§ **RECORDS FOR THE TASK**
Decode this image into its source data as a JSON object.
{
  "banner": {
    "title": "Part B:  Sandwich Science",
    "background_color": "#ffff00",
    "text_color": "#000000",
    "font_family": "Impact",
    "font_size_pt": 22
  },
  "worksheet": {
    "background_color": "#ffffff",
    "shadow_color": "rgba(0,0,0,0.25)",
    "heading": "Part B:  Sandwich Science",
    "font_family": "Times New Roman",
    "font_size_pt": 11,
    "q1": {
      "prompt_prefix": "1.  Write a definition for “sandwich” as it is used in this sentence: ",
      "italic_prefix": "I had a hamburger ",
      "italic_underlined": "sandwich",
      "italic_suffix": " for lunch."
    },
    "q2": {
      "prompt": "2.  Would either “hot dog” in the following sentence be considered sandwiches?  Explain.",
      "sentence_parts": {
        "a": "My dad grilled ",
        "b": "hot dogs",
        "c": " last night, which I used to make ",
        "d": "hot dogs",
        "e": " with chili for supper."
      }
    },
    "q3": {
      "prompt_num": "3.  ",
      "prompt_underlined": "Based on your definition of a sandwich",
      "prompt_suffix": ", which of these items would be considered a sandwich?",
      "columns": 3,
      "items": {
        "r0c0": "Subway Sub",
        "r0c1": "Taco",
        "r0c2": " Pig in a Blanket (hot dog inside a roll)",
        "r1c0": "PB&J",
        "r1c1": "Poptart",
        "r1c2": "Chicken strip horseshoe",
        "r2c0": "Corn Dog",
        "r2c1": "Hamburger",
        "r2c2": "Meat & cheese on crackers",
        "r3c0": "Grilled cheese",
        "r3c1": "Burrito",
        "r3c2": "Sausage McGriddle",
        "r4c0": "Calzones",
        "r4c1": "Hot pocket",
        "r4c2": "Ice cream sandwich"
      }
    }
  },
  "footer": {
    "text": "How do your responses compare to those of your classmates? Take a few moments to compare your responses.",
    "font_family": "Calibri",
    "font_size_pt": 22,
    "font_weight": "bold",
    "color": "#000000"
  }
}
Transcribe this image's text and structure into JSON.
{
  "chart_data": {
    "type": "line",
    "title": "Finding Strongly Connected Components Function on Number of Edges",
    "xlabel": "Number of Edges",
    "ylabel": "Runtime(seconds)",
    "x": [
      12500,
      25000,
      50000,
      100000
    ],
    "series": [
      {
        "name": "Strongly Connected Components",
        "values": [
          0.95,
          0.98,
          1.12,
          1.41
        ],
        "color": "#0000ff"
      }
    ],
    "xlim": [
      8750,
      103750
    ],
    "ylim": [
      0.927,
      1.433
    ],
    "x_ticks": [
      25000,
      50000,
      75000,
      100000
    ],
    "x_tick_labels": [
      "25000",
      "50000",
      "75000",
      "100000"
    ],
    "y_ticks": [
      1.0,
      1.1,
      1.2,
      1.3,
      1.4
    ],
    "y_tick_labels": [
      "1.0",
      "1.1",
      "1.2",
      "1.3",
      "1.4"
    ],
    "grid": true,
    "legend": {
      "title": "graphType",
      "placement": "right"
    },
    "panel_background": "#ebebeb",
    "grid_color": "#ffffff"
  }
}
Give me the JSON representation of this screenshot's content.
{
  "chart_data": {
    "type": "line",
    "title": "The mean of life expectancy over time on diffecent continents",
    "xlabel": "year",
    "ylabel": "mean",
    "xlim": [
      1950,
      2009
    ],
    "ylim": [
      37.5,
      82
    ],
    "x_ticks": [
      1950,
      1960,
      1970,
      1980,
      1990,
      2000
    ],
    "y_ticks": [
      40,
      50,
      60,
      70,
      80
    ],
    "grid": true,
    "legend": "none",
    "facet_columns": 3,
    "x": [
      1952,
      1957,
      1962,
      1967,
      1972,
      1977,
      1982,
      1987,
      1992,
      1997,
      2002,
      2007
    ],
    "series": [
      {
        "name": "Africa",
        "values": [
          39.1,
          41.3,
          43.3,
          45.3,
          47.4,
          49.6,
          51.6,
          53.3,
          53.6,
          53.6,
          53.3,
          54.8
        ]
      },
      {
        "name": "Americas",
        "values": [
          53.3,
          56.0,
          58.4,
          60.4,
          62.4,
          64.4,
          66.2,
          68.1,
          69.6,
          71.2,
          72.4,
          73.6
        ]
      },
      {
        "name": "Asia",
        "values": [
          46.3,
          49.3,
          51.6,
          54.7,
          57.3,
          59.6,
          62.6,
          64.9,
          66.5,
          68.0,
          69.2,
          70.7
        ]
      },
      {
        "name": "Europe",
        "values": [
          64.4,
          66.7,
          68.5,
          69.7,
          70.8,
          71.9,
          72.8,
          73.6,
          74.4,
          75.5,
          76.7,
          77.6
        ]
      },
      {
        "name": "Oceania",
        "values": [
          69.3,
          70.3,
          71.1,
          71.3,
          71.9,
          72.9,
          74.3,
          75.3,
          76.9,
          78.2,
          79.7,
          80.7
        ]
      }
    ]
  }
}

§ **STATED PROBLEM**
Scan the data above; copy every line where "ffffff" appears.

§ **SOLUTION**
    "background_color": "#ffffff",
    "grid_color": "#ffffff"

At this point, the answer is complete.